_Records that describe figures_

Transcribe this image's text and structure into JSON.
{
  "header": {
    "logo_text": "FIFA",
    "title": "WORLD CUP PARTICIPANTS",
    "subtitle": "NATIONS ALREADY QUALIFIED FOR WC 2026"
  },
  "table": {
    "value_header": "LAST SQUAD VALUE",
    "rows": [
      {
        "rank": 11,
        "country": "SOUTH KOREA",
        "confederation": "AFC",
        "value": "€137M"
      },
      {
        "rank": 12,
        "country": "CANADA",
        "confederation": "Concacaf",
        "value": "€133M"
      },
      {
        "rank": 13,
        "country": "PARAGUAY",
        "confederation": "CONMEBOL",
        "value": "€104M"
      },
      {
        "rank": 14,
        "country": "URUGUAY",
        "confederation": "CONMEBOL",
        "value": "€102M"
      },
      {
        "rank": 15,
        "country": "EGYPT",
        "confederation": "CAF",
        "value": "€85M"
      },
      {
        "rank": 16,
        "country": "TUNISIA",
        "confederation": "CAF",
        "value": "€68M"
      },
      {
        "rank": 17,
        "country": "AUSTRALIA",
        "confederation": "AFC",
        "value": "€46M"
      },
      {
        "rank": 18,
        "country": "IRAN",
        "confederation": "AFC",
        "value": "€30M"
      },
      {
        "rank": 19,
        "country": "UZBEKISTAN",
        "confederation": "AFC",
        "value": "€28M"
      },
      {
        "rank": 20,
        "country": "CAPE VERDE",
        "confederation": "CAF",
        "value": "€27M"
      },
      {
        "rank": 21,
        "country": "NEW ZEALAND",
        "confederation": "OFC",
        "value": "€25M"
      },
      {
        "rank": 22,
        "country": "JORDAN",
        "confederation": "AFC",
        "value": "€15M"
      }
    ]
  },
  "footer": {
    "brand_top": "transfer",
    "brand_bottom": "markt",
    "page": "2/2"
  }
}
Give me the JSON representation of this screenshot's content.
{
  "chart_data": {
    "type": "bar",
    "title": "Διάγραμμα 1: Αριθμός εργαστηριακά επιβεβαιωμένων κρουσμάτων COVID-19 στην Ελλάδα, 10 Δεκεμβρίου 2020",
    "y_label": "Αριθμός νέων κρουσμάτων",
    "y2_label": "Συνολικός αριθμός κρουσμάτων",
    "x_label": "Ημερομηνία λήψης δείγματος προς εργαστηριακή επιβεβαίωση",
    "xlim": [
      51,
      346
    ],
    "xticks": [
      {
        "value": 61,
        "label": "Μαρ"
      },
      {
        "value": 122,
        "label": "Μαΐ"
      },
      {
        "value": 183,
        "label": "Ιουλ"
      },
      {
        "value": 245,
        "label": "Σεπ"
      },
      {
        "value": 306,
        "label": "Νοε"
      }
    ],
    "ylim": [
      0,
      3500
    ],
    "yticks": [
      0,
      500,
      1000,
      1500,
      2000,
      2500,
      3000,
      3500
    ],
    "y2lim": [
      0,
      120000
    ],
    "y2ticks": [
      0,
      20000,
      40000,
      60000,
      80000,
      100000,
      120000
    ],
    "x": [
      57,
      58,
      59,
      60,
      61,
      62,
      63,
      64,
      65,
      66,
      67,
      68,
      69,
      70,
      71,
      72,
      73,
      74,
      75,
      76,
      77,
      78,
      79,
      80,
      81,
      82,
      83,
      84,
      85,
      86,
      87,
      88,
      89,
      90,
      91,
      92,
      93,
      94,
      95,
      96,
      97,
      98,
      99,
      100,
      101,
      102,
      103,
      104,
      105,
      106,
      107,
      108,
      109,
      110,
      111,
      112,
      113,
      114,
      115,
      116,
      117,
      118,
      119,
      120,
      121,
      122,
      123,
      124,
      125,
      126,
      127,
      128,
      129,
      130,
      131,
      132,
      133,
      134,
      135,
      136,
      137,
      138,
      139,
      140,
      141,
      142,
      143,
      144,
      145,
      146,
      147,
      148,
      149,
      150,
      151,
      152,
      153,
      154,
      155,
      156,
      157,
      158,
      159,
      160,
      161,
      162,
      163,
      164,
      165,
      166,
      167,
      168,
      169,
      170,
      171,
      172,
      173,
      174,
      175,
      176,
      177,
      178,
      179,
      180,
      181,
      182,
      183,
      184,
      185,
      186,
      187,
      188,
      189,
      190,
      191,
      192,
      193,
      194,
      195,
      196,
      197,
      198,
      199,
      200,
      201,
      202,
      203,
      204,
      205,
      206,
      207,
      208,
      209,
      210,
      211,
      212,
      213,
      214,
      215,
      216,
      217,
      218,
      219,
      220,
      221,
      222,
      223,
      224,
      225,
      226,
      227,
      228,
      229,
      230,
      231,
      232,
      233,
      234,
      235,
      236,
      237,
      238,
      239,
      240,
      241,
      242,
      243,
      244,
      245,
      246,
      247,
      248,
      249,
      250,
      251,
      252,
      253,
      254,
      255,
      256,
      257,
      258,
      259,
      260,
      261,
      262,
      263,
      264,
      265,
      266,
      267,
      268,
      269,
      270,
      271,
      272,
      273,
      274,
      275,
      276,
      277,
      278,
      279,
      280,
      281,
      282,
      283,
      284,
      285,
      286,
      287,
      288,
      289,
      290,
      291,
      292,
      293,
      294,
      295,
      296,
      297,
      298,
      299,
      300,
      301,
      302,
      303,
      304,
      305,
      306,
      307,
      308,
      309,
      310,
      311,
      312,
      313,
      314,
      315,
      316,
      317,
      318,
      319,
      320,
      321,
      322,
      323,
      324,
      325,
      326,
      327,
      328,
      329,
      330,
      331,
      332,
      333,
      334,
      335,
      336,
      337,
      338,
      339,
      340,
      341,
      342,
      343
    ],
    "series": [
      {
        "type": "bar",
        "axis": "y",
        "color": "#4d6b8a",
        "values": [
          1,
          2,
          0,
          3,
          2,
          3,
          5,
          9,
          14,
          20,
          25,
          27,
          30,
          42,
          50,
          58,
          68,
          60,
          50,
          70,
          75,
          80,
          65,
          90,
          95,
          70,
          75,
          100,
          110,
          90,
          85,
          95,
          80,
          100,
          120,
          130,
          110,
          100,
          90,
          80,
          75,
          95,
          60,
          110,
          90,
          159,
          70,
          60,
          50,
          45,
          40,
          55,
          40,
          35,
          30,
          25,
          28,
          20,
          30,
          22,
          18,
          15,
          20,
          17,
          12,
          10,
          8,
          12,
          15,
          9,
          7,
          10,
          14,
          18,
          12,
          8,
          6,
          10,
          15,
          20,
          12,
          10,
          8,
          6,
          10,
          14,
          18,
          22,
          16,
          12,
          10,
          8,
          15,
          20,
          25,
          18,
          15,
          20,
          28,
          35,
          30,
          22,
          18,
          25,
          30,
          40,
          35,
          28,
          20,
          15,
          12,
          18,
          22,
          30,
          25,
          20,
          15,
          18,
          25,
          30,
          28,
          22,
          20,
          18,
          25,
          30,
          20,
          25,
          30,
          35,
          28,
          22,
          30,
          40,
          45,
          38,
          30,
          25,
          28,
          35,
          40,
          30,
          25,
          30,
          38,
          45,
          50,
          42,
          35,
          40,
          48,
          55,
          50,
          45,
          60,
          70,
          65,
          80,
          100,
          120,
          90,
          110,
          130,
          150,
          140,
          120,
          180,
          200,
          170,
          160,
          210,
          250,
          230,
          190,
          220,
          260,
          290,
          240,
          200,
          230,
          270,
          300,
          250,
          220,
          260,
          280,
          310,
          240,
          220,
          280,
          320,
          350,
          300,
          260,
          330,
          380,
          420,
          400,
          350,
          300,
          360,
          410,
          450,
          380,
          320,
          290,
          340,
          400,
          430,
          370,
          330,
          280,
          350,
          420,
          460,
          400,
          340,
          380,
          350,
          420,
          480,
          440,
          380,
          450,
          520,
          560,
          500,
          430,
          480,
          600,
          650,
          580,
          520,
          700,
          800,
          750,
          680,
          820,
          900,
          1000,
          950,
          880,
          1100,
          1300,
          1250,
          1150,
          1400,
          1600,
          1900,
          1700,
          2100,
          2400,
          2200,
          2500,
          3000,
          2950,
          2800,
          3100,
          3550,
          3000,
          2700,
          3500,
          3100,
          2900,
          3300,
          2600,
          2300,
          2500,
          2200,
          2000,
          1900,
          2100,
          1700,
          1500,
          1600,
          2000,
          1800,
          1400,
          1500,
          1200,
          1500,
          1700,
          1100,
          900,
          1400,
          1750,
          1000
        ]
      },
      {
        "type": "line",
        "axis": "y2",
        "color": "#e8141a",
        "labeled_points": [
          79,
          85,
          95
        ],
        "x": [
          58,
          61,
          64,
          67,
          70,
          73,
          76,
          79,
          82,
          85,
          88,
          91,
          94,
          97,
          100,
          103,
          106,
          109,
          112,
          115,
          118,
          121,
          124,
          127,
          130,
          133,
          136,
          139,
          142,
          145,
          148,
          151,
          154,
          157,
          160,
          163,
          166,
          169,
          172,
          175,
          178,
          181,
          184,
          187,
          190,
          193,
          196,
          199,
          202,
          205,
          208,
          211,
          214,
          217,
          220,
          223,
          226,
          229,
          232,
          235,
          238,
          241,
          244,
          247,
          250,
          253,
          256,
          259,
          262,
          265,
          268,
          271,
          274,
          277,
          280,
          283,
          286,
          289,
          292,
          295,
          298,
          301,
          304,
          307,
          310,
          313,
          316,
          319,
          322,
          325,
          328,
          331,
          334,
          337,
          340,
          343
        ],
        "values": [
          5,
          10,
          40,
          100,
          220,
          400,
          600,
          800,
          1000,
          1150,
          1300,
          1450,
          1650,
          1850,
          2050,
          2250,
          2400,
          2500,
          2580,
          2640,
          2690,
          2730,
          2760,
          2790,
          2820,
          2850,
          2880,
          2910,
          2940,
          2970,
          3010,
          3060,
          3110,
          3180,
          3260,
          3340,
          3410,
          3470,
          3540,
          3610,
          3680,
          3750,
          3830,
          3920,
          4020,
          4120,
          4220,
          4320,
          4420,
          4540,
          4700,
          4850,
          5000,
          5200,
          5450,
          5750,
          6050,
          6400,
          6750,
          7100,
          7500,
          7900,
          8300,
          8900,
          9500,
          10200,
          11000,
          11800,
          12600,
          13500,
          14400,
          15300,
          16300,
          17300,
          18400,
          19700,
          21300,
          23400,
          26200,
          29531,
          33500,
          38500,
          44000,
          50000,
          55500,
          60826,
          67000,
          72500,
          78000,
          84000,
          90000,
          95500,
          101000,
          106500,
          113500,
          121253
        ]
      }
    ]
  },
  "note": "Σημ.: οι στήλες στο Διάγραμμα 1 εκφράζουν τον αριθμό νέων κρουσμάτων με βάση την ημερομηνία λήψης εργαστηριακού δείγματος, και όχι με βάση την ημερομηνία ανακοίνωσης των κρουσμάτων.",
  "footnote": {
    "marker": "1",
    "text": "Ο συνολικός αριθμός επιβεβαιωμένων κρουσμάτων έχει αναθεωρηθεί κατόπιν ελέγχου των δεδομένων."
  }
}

_Problem requirements_
Search the data for "Διάγραμμα". Copy every matching line.

_Response_
    "title": "Διάγραμμα 1: Αριθμός εργαστηριακά επιβεβαιωμένων κρουσμάτων COVID-19 στην Ελλάδα, 10 Δεκεμβρίου 2020",
  "note": "Σημ.: οι στήλες στο Διάγραμμα 1 εκφράζουν τον αριθμό νέων κρουσμάτων με βάση την ημερομηνία λήψης εργαστηριακού δείγματος, και όχι με βάση την ημερομηνία ανακοίνωσης των κρουσμάτων.",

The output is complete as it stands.